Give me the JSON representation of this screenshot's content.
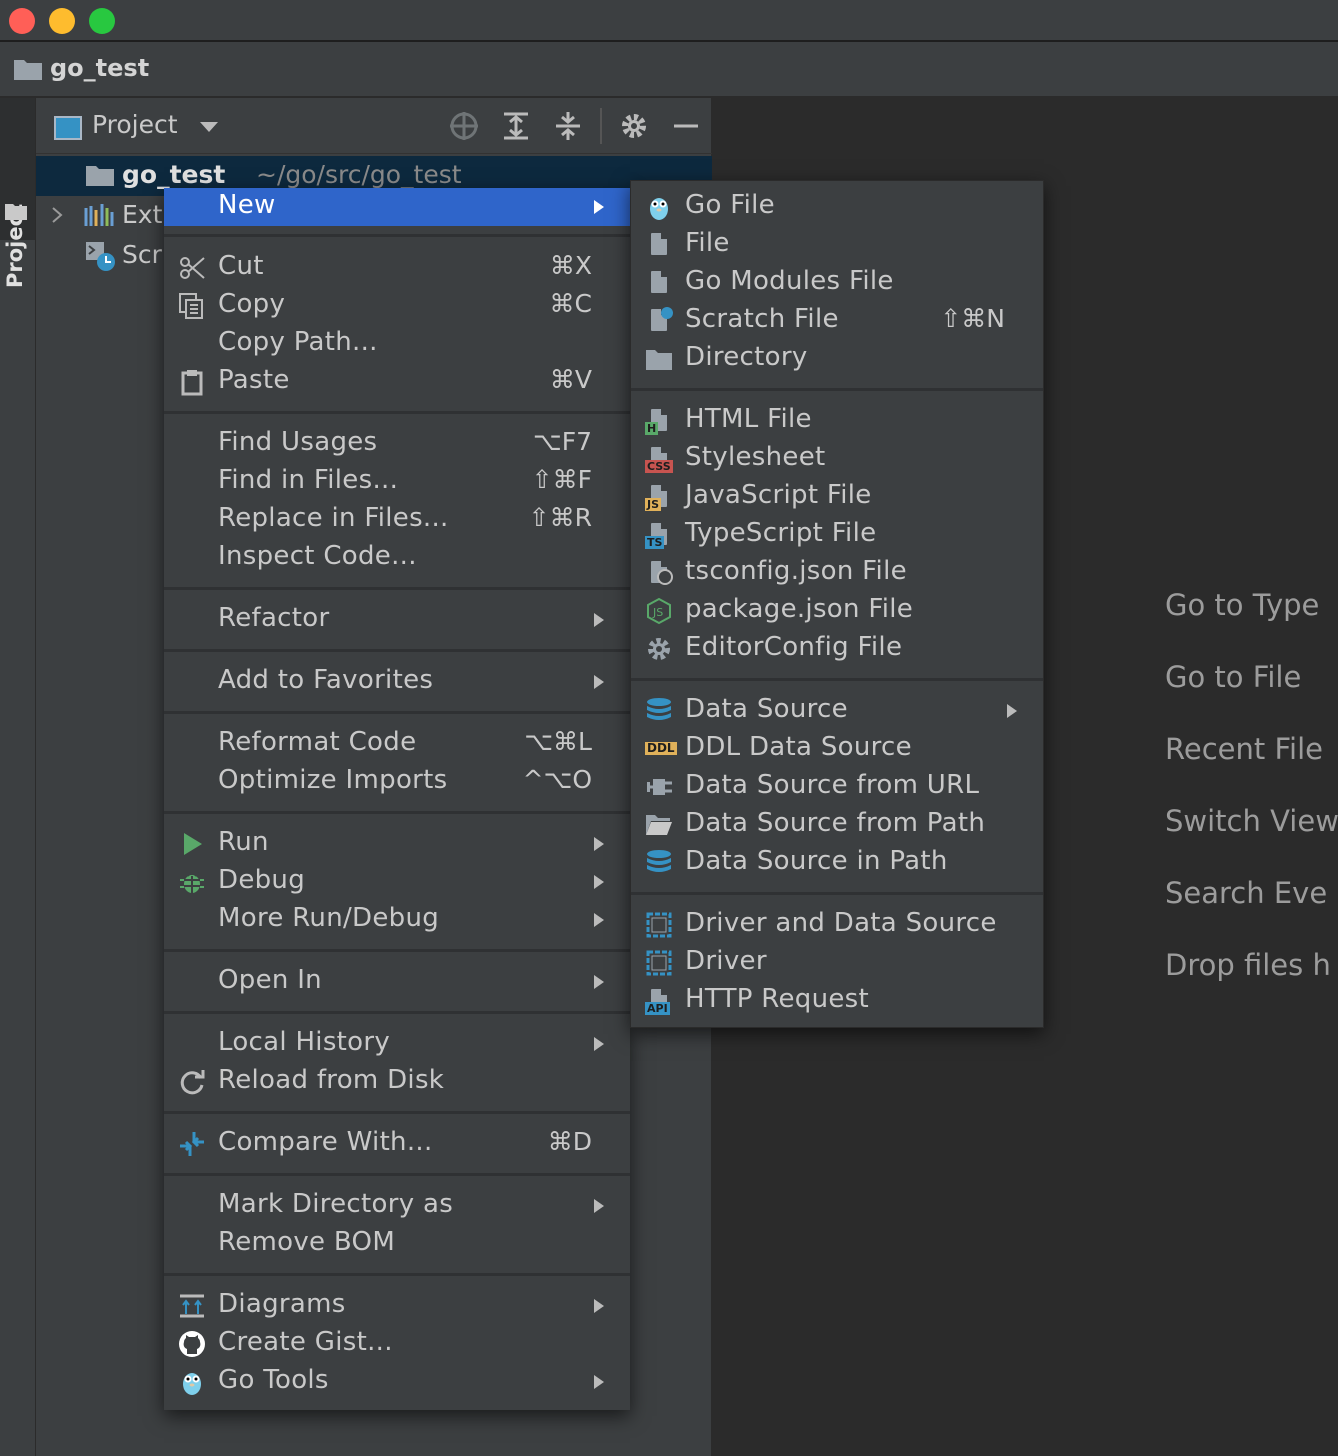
{
  "window": {
    "traffic_lights": [
      "#ff5f57",
      "#febc2e",
      "#28c840"
    ]
  },
  "navbar": {
    "project_name": "go_test"
  },
  "tool_stripe": {
    "label": "Project"
  },
  "project_panel": {
    "title": "Project",
    "tree": [
      {
        "name": "go_test",
        "path": "~/go/src/go_test"
      },
      {
        "name": "Ext"
      },
      {
        "name": "Scr"
      }
    ]
  },
  "context_menu": {
    "items": [
      {
        "label": "New"
      },
      {
        "label": "Cut",
        "shortcut": "⌘X"
      },
      {
        "label": "Copy",
        "shortcut": "⌘C"
      },
      {
        "label": "Copy Path..."
      },
      {
        "label": "Paste",
        "shortcut": "⌘V"
      },
      {
        "label": "Find Usages",
        "shortcut": "⌥F7"
      },
      {
        "label": "Find in Files...",
        "shortcut": "⇧⌘F"
      },
      {
        "label": "Replace in Files...",
        "shortcut": "⇧⌘R"
      },
      {
        "label": "Inspect Code..."
      },
      {
        "label": "Refactor"
      },
      {
        "label": "Add to Favorites"
      },
      {
        "label": "Reformat Code",
        "shortcut": "⌥⌘L"
      },
      {
        "label": "Optimize Imports",
        "shortcut": "^⌥O"
      },
      {
        "label": "Run"
      },
      {
        "label": "Debug"
      },
      {
        "label": "More Run/Debug"
      },
      {
        "label": "Open In"
      },
      {
        "label": "Local History"
      },
      {
        "label": "Reload from Disk"
      },
      {
        "label": "Compare With...",
        "shortcut": "⌘D"
      },
      {
        "label": "Mark Directory as"
      },
      {
        "label": "Remove BOM"
      },
      {
        "label": "Diagrams"
      },
      {
        "label": "Create Gist..."
      },
      {
        "label": "Go Tools"
      }
    ]
  },
  "new_submenu": {
    "items": [
      {
        "label": "Go File"
      },
      {
        "label": "File"
      },
      {
        "label": "Go Modules File"
      },
      {
        "label": "Scratch File",
        "shortcut": "⇧⌘N"
      },
      {
        "label": "Directory"
      },
      {
        "label": "HTML File",
        "tag": "H"
      },
      {
        "label": "Stylesheet",
        "tag": "CSS"
      },
      {
        "label": "JavaScript File",
        "tag": "JS"
      },
      {
        "label": "TypeScript File",
        "tag": "TS"
      },
      {
        "label": "tsconfig.json File"
      },
      {
        "label": "package.json File"
      },
      {
        "label": "EditorConfig File"
      },
      {
        "label": "Data Source"
      },
      {
        "label": "DDL Data Source",
        "tag": "DDL"
      },
      {
        "label": "Data Source from URL"
      },
      {
        "label": "Data Source from Path"
      },
      {
        "label": "Data Source in Path"
      },
      {
        "label": "Driver and Data Source"
      },
      {
        "label": "Driver"
      },
      {
        "label": "HTTP Request",
        "tag": "API"
      }
    ]
  },
  "editor_hints": [
    "Go to Type",
    "Go to File",
    "Recent File",
    "Switch View",
    "Search Eve",
    "Drop files h"
  ],
  "colors": {
    "accent": "#2f65ca",
    "selection": "#0d293e",
    "panel": "#3c3f41",
    "editor": "#2b2b2b"
  }
}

Problem description: Count the lines in the entries above that include the string "Data", then give only that figure.

Solution: 6